## Data shown
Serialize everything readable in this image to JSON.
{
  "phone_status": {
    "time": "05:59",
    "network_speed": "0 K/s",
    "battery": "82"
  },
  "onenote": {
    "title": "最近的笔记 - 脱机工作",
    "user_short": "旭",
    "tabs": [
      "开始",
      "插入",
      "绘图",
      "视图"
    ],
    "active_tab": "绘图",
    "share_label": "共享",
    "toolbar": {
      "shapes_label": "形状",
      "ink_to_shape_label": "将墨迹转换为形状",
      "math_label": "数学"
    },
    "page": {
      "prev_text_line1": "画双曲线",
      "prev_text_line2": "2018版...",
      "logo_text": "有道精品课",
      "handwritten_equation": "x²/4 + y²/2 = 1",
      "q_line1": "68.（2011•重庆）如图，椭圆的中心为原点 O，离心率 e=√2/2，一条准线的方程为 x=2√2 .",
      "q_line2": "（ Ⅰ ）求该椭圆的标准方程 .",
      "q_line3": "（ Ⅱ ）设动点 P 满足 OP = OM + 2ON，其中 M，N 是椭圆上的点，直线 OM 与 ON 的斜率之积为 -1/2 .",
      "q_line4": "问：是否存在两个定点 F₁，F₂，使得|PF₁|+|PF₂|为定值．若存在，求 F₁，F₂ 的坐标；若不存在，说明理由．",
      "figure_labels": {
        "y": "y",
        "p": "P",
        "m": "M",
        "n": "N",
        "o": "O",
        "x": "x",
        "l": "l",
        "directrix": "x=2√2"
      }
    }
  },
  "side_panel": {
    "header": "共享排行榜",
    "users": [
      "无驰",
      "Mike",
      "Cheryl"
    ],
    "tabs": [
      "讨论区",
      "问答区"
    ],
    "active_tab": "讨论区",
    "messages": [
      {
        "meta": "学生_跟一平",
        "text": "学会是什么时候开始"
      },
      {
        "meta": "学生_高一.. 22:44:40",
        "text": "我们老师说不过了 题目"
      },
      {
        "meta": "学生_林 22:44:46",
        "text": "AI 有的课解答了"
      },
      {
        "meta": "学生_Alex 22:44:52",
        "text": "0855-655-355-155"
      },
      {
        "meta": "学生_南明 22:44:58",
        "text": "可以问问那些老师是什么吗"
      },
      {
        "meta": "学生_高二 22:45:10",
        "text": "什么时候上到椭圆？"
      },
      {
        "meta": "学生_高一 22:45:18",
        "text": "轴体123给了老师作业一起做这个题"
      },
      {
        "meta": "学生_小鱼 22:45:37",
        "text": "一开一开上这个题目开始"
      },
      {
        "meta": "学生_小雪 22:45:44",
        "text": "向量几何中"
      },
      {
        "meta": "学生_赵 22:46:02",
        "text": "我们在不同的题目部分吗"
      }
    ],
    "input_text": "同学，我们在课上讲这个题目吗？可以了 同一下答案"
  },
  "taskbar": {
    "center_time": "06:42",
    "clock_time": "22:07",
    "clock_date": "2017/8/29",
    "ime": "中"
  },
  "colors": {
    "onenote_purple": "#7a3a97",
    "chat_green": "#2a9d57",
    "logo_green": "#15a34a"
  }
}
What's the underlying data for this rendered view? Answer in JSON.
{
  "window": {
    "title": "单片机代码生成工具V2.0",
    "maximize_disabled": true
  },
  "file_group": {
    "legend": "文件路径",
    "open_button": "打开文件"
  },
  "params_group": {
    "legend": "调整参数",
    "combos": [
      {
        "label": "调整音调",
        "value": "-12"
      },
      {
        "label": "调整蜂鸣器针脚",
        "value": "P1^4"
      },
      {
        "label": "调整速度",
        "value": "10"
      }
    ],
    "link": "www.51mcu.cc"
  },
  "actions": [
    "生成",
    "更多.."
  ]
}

## Directions for this task
Set down exactly what runs from the line with "What's the underlying" to the last line of the data above, including both of those lines and no others.

## Written response
What's the underlying data for this rendered view? Answer in JSON.
{
  "window": {
    "title": "单片机代码生成工具V2.0",
    "maximize_disabled": true
  },
  "file_group": {
    "legend": "文件路径",
    "open_button": "打开文件"
  },
  "params_group": {
    "legend": "调整参数",
    "combos": [
      {
        "label": "调整音调",
        "value": "-12"
      },
      {
        "label": "调整蜂鸣器针脚",
        "value": "P1^4"
      },
      {
        "label": "调整速度",
        "value": "10"
      }
    ],
    "link": "www.51mcu.cc"
  },
  "actions": [
    "生成",
    "更多.."
  ]
}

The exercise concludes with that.